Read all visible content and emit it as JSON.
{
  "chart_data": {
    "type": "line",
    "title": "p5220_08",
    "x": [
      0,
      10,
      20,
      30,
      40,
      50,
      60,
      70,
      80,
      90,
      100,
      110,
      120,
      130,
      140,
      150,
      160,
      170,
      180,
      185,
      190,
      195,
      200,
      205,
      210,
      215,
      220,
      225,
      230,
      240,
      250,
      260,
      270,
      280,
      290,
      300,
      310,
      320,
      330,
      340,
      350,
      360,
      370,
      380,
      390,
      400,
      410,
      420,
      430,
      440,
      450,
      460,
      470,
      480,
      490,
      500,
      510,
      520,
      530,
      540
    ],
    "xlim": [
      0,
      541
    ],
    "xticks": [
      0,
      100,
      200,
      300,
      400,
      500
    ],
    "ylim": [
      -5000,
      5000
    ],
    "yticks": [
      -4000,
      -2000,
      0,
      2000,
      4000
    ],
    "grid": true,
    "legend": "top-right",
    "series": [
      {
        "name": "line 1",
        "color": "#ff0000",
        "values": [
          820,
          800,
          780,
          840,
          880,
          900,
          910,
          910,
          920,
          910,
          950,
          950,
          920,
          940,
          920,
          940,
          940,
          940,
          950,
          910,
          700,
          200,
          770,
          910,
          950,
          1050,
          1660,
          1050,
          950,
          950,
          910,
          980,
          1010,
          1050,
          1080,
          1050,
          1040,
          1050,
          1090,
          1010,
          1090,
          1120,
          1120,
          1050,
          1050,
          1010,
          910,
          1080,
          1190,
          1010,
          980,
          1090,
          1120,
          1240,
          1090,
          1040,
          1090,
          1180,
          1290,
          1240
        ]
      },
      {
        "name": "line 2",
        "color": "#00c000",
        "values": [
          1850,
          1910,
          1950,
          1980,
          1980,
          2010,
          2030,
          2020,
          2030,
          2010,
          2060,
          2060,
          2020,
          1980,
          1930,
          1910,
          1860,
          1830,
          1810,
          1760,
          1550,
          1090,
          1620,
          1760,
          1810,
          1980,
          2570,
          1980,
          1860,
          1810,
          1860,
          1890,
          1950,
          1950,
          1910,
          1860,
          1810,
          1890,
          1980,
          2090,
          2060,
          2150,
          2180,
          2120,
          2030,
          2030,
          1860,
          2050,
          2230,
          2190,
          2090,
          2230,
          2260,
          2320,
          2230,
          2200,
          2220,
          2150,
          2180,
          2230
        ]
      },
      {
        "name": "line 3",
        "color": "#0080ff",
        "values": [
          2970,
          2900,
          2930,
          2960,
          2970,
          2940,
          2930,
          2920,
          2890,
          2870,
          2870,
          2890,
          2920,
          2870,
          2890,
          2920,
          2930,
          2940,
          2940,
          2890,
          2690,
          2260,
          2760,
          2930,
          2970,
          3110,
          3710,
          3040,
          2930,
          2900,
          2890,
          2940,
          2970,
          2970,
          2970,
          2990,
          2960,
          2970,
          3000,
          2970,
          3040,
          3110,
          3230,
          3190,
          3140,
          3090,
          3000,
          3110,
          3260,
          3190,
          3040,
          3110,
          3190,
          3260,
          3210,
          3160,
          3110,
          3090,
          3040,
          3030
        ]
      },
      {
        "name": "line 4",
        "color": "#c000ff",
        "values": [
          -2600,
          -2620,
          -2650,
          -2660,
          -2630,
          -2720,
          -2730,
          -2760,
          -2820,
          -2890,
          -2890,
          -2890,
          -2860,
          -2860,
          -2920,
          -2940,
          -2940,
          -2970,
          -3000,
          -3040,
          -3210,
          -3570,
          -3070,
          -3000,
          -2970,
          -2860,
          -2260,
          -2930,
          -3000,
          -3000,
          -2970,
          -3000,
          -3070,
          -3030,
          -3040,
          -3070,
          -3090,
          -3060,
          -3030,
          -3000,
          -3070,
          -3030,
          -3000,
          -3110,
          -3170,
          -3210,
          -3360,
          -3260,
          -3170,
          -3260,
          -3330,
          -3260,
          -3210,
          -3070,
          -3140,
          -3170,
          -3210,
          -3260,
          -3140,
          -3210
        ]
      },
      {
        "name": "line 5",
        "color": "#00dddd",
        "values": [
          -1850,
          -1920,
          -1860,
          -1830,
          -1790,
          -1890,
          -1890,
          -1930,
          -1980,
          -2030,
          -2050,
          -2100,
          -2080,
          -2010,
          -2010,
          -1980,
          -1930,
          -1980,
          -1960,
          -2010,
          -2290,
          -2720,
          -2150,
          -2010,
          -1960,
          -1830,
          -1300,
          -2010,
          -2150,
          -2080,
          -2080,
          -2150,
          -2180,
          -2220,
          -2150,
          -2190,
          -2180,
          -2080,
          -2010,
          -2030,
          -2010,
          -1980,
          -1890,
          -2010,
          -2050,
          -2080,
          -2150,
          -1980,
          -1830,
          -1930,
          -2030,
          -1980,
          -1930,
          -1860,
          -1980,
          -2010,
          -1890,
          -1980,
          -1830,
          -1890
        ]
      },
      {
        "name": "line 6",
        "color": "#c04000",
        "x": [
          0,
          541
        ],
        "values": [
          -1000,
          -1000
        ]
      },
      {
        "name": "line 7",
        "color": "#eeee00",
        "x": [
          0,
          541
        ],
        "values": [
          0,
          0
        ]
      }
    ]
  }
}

→ Exercise goal: Quote the entire listing above exactly.

→ Worked answer:
Read all visible content and emit it as JSON.
{
  "chart_data": {
    "type": "line",
    "title": "p5220_08",
    "x": [
      0,
      10,
      20,
      30,
      40,
      50,
      60,
      70,
      80,
      90,
      100,
      110,
      120,
      130,
      140,
      150,
      160,
      170,
      180,
      185,
      190,
      195,
      200,
      205,
      210,
      215,
      220,
      225,
      230,
      240,
      250,
      260,
      270,
      280,
      290,
      300,
      310,
      320,
      330,
      340,
      350,
      360,
      370,
      380,
      390,
      400,
      410,
      420,
      430,
      440,
      450,
      460,
      470,
      480,
      490,
      500,
      510,
      520,
      530,
      540
    ],
    "xlim": [
      0,
      541
    ],
    "xticks": [
      0,
      100,
      200,
      300,
      400,
      500
    ],
    "ylim": [
      -5000,
      5000
    ],
    "yticks": [
      -4000,
      -2000,
      0,
      2000,
      4000
    ],
    "grid": true,
    "legend": "top-right",
    "series": [
      {
        "name": "line 1",
        "color": "#ff0000",
        "values": [
          820,
          800,
          780,
          840,
          880,
          900,
          910,
          910,
          920,
          910,
          950,
          950,
          920,
          940,
          920,
          940,
          940,
          940,
          950,
          910,
          700,
          200,
          770,
          910,
          950,
          1050,
          1660,
          1050,
          950,
          950,
          910,
          980,
          1010,
          1050,
          1080,
          1050,
          1040,
          1050,
          1090,
          1010,
          1090,
          1120,
          1120,
          1050,
          1050,
          1010,
          910,
          1080,
          1190,
          1010,
          980,
          1090,
          1120,
          1240,
          1090,
          1040,
          1090,
          1180,
          1290,
          1240
        ]
      },
      {
        "name": "line 2",
        "color": "#00c000",
        "values": [
          1850,
          1910,
          1950,
          1980,
          1980,
          2010,
          2030,
          2020,
          2030,
          2010,
          2060,
          2060,
          2020,
          1980,
          1930,
          1910,
          1860,
          1830,
          1810,
          1760,
          1550,
          1090,
          1620,
          1760,
          1810,
          1980,
          2570,
          1980,
          1860,
          1810,
          1860,
          1890,
          1950,
          1950,
          1910,
          1860,
          1810,
          1890,
          1980,
          2090,
          2060,
          2150,
          2180,
          2120,
          2030,
          2030,
          1860,
          2050,
          2230,
          2190,
          2090,
          2230,
          2260,
          2320,
          2230,
          2200,
          2220,
          2150,
          2180,
          2230
        ]
      },
      {
        "name": "line 3",
        "color": "#0080ff",
        "values": [
          2970,
          2900,
          2930,
          2960,
          2970,
          2940,
          2930,
          2920,
          2890,
          2870,
          2870,
          2890,
          2920,
          2870,
          2890,
          2920,
          2930,
          2940,
          2940,
          2890,
          2690,
          2260,
          2760,
          2930,
          2970,
          3110,
          3710,
          3040,
          2930,
          2900,
          2890,
          2940,
          2970,
          2970,
          2970,
          2990,
          2960,
          2970,
          3000,
          2970,
          3040,
          3110,
          3230,
          3190,
          3140,
          3090,
          3000,
          3110,
          3260,
          3190,
          3040,
          3110,
          3190,
          3260,
          3210,
          3160,
          3110,
          3090,
          3040,
          3030
        ]
      },
      {
        "name": "line 4",
        "color": "#c000ff",
        "values": [
          -2600,
          -2620,
          -2650,
          -2660,
          -2630,
          -2720,
          -2730,
          -2760,
          -2820,
          -2890,
          -2890,
          -2890,
          -2860,
          -2860,
          -2920,
          -2940,
          -2940,
          -2970,
          -3000,
          -3040,
          -3210,
          -3570,
          -3070,
          -3000,
          -2970,
          -2860,
          -2260,
          -2930,
          -3000,
          -3000,
          -2970,
          -3000,
          -3070,
          -3030,
          -3040,
          -3070,
          -3090,
          -3060,
          -3030,
          -3000,
          -3070,
          -3030,
          -3000,
          -3110,
          -3170,
          -3210,
          -3360,
          -3260,
          -3170,
          -3260,
          -3330,
          -3260,
          -3210,
          -3070,
          -3140,
          -3170,
          -3210,
          -3260,
          -3140,
          -3210
        ]
      },
      {
        "name": "line 5",
        "color": "#00dddd",
        "values": [
          -1850,
          -1920,
          -1860,
          -1830,
          -1790,
          -1890,
          -1890,
          -1930,
          -1980,
          -2030,
          -2050,
          -2100,
          -2080,
          -2010,
          -2010,
          -1980,
          -1930,
          -1980,
          -1960,
          -2010,
          -2290,
          -2720,
          -2150,
          -2010,
          -1960,
          -1830,
          -1300,
          -2010,
          -2150,
          -2080,
          -2080,
          -2150,
          -2180,
          -2220,
          -2150,
          -2190,
          -2180,
          -2080,
          -2010,
          -2030,
          -2010,
          -1980,
          -1890,
          -2010,
          -2050,
          -2080,
          -2150,
          -1980,
          -1830,
          -1930,
          -2030,
          -1980,
          -1930,
          -1860,
          -1980,
          -2010,
          -1890,
          -1980,
          -1830,
          -1890
        ]
      },
      {
        "name": "line 6",
        "color": "#c04000",
        "x": [
          0,
          541
        ],
        "values": [
          -1000,
          -1000
        ]
      },
      {
        "name": "line 7",
        "color": "#eeee00",
        "x": [
          0,
          541
        ],
        "values": [
          0,
          0
        ]
      }
    ]
  }
}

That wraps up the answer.